Restate the records below word for word.

• _Collected data_
>> Begin

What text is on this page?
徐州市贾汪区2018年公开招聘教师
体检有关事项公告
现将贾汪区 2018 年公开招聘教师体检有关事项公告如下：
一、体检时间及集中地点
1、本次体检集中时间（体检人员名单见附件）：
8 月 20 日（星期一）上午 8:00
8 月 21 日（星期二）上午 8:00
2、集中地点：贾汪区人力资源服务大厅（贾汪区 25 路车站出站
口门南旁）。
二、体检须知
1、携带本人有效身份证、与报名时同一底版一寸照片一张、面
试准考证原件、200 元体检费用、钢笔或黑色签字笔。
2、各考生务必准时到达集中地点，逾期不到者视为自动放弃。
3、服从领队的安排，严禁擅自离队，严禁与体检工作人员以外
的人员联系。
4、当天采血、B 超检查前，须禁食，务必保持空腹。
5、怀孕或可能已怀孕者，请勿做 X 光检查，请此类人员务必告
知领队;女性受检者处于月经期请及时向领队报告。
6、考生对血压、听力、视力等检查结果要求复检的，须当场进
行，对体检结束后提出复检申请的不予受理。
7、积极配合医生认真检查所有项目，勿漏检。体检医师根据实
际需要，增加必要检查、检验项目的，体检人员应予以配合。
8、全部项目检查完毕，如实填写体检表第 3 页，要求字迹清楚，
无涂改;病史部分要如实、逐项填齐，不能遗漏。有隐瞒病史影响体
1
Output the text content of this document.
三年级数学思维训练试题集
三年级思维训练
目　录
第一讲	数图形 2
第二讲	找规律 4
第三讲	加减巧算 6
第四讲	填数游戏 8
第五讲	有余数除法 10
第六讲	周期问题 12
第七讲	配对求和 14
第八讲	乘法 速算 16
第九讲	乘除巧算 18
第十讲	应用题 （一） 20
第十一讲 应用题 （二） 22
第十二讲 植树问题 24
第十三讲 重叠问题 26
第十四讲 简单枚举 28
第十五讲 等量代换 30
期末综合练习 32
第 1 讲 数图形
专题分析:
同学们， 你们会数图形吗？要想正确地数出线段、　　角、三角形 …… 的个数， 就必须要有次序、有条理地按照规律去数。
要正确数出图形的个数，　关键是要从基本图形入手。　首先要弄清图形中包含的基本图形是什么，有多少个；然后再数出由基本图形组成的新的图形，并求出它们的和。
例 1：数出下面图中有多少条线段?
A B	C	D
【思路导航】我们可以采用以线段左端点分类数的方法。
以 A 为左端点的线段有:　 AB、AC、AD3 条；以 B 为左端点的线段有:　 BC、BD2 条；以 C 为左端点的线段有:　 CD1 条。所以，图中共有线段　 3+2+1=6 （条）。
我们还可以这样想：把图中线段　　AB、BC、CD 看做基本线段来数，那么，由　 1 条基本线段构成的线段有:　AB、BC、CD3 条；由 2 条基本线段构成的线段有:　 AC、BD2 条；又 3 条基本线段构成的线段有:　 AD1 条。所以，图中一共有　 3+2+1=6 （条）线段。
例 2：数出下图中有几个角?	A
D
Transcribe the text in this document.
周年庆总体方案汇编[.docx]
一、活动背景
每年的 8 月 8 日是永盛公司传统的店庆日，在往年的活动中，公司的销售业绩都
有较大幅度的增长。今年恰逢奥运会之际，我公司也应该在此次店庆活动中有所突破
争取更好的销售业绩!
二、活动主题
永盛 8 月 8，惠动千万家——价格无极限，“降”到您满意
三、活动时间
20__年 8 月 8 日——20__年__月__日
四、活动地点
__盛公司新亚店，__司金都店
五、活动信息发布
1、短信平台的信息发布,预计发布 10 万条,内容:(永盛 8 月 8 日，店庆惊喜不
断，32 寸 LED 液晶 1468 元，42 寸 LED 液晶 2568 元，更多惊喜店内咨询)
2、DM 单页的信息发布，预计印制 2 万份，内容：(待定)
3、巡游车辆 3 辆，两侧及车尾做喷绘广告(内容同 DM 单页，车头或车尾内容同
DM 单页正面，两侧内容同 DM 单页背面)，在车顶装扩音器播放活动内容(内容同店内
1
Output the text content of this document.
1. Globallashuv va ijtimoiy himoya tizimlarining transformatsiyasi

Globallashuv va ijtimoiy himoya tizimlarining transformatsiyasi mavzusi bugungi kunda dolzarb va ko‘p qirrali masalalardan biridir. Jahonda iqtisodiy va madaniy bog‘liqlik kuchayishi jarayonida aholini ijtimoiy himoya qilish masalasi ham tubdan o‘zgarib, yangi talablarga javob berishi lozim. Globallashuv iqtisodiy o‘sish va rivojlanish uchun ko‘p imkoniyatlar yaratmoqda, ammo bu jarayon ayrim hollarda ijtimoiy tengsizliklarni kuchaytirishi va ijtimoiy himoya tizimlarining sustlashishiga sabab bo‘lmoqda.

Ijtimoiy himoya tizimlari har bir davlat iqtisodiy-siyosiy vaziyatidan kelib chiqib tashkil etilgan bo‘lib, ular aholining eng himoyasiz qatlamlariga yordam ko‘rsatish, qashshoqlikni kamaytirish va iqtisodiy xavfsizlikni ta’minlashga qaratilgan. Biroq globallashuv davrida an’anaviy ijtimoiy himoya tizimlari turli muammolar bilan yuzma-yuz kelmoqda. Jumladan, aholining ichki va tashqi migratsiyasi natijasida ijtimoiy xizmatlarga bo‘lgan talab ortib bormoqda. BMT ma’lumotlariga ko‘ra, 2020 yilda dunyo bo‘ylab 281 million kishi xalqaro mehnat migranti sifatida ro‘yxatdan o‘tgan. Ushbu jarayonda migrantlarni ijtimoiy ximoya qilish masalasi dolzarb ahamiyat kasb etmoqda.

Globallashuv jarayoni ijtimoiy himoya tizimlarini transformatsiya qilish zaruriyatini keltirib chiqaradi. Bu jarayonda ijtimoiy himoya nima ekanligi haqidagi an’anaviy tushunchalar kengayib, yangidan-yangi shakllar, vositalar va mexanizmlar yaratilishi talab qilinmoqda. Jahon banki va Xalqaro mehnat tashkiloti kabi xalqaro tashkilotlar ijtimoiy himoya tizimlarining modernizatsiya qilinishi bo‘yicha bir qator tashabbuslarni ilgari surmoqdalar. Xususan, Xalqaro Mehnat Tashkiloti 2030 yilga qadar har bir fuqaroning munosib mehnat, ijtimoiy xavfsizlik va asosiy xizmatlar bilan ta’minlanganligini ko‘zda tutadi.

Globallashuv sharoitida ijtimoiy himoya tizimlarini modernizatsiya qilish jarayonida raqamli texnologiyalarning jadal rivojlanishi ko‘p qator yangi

>> End

• _TASK SOLUTION_
What text is on this page?
徐州市贾汪区2018年公开招聘教师
体检有关事项公告
现将贾汪区 2018 年公开招聘教师体检有关事项公告如下：
一、体检时间及集中地点
1、本次体检集中时间（体检人员名单见附件）：
8 月 20 日（星期一）上午 8:00
8 月 21 日（星期二）上午 8:00
2、集中地点：贾汪区人力资源服务大厅（贾汪区 25 路车站出站
口门南旁）。
二、体检须知
1、携带本人有效身份证、与报名时同一底版一寸照片一张、面
试准考证原件、200 元体检费用、钢笔或黑色签字笔。
2、各考生务必准时到达集中地点，逾期不到者视为自动放弃。
3、服从领队的安排，严禁擅自离队，严禁与体检工作人员以外
的人员联系。
4、当天采血、B 超检查前，须禁食，务必保持空腹。
5、怀孕或可能已怀孕者，请勿做 X 光检查，请此类人员务必告
知领队;女性受检者处于月经期请及时向领队报告。
6、考生对血压、听力、视力等检查结果要求复检的，须当场进
行，对体检结束后提出复检申请的不予受理。
7、积极配合医生认真检查所有项目，勿漏检。体检医师根据实
际需要，增加必要检查、检验项目的，体检人员应予以配合。
8、全部项目检查完毕，如实填写体检表第 3 页，要求字迹清楚，
无涂改;病史部分要如实、逐项填齐，不能遗漏。有隐瞒病史影响体
1
Output the text content of this document.
三年级数学思维训练试题集
三年级思维训练
目　录
第一讲	数图形 2
第二讲	找规律 4
第三讲	加减巧算 6
第四讲	填数游戏 8
第五讲	有余数除法 10
第六讲	周期问题 12
第七讲	配对求和 14
第八讲	乘法 速算 16
第九讲	乘除巧算 18
第十讲	应用题 （一） 20
第十一讲 应用题 （二） 22
第十二讲 植树问题 24
第十三讲 重叠问题 26
第十四讲 简单枚举 28
第十五讲 等量代换 30
期末综合练习 32
第 1 讲 数图形
专题分析:
同学们， 你们会数图形吗？要想正确地数出线段、　　角、三角形 …… 的个数， 就必须要有次序、有条理地按照规律去数。
要正确数出图形的个数，　关键是要从基本图形入手。　首先要弄清图形中包含的基本图形是什么，有多少个；然后再数出由基本图形组成的新的图形，并求出它们的和。
例 1：数出下面图中有多少条线段?
A B	C	D
【思路导航】我们可以采用以线段左端点分类数的方法。
以 A 为左端点的线段有:　 AB、AC、AD3 条；以 B 为左端点的线段有:　 BC、BD2 条；以 C 为左端点的线段有:　 CD1 条。所以，图中共有线段　 3+2+1=6 （条）。
我们还可以这样想：把图中线段　　AB、BC、CD 看做基本线段来数，那么，由　 1 条基本线段构成的线段有:　AB、BC、CD3 条；由 2 条基本线段构成的线段有:　 AC、BD2 条；又 3 条基本线段构成的线段有:　 AD1 条。所以，图中一共有　 3+2+1=6 （条）线段。
例 2：数出下图中有几个角?	A
D
Transcribe the text in this document.
周年庆总体方案汇编[.docx]
一、活动背景
每年的 8 月 8 日是永盛公司传统的店庆日，在往年的活动中，公司的销售业绩都
有较大幅度的增长。今年恰逢奥运会之际，我公司也应该在此次店庆活动中有所突破
争取更好的销售业绩!
二、活动主题
永盛 8 月 8，惠动千万家——价格无极限，“降”到您满意
三、活动时间
20__年 8 月 8 日——20__年__月__日
四、活动地点
__盛公司新亚店，__司金都店
五、活动信息发布
1、短信平台的信息发布,预计发布 10 万条,内容:(永盛 8 月 8 日，店庆惊喜不
断，32 寸 LED 液晶 1468 元，42 寸 LED 液晶 2568 元，更多惊喜店内咨询)
2、DM 单页的信息发布，预计印制 2 万份，内容：(待定)
3、巡游车辆 3 辆，两侧及车尾做喷绘广告(内容同 DM 单页，车头或车尾内容同
DM 单页正面，两侧内容同 DM 单页背面)，在车顶装扩音器播放活动内容(内容同店内
1
Output the text content of this document.
1. Globallashuv va ijtimoiy himoya tizimlarining transformatsiyasi

Globallashuv va ijtimoiy himoya tizimlarining transformatsiyasi mavzusi bugungi kunda dolzarb va ko‘p qirrali masalalardan biridir. Jahonda iqtisodiy va madaniy bog‘liqlik kuchayishi jarayonida aholini ijtimoiy himoya qilish masalasi ham tubdan o‘zgarib, yangi talablarga javob berishi lozim. Globallashuv iqtisodiy o‘sish va rivojlanish uchun ko‘p imkoniyatlar yaratmoqda, ammo bu jarayon ayrim hollarda ijtimoiy tengsizliklarni kuchaytirishi va ijtimoiy himoya tizimlarining sustlashishiga sabab bo‘lmoqda.

Ijtimoiy himoya tizimlari har bir davlat iqtisodiy-siyosiy vaziyatidan kelib chiqib tashkil etilgan bo‘lib, ular aholining eng himoyasiz qatlamlariga yordam ko‘rsatish, qashshoqlikni kamaytirish va iqtisodiy xavfsizlikni ta’minlashga qaratilgan. Biroq globallashuv davrida an’anaviy ijtimoiy himoya tizimlari turli muammolar bilan yuzma-yuz kelmoqda. Jumladan, aholining ichki va tashqi migratsiyasi natijasida ijtimoiy xizmatlarga bo‘lgan talab ortib bormoqda. BMT ma’lumotlariga ko‘ra, 2020 yilda dunyo bo‘ylab 281 million kishi xalqaro mehnat migranti sifatida ro‘yxatdan o‘tgan. Ushbu jarayonda migrantlarni ijtimoiy ximoya qilish masalasi dolzarb ahamiyat kasb etmoqda.

Globallashuv jarayoni ijtimoiy himoya tizimlarini transformatsiya qilish zaruriyatini keltirib chiqaradi. Bu jarayonda ijtimoiy himoya nima ekanligi haqidagi an’anaviy tushunchalar kengayib, yangidan-yangi shakllar, vositalar va mexanizmlar yaratilishi talab qilinmoqda. Jahon banki va Xalqaro mehnat tashkiloti kabi xalqaro tashkilotlar ijtimoiy himoya tizimlarining modernizatsiya qilinishi bo‘yicha bir qator tashabbuslarni ilgari surmoqdalar. Xususan, Xalqaro Mehnat Tashkiloti 2030 yilga qadar har bir fuqaroning munosib mehnat, ijtimoiy xavfsizlik va asosiy xizmatlar bilan ta’minlanganligini ko‘zda tutadi.

Globallashuv sharoitida ijtimoiy himoya tizimlarini modernizatsiya qilish jarayonida raqamli texnologiyalarning jadal rivojlanishi ko‘p qator yangi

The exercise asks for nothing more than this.